Aim => Read the records and write them out again exactly.

-- Start Material provided --

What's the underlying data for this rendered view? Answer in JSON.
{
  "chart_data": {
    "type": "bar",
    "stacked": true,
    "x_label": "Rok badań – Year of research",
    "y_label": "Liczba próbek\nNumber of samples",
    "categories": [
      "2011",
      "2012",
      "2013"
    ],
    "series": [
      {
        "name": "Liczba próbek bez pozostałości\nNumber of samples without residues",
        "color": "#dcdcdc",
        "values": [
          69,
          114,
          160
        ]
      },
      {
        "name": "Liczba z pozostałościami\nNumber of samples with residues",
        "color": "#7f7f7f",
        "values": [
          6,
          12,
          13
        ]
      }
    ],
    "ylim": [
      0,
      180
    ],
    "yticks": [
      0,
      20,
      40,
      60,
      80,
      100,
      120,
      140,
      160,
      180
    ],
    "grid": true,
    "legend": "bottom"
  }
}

-- End Material provided --

Answer =>
What's the underlying data for this rendered view? Answer in JSON.
{
  "chart_data": {
    "type": "bar",
    "stacked": true,
    "x_label": "Rok badań – Year of research",
    "y_label": "Liczba próbek\nNumber of samples",
    "categories": [
      "2011",
      "2012",
      "2013"
    ],
    "series": [
      {
        "name": "Liczba próbek bez pozostałości\nNumber of samples without residues",
        "color": "#dcdcdc",
        "values": [
          69,
          114,
          160
        ]
      },
      {
        "name": "Liczba z pozostałościami\nNumber of samples with residues",
        "color": "#7f7f7f",
        "values": [
          6,
          12,
          13
        ]
      }
    ],
    "ylim": [
      0,
      180
    ],
    "yticks": [
      0,
      20,
      40,
      60,
      80,
      100,
      120,
      140,
      160,
      180
    ],
    "grid": true,
    "legend": "bottom"
  }
}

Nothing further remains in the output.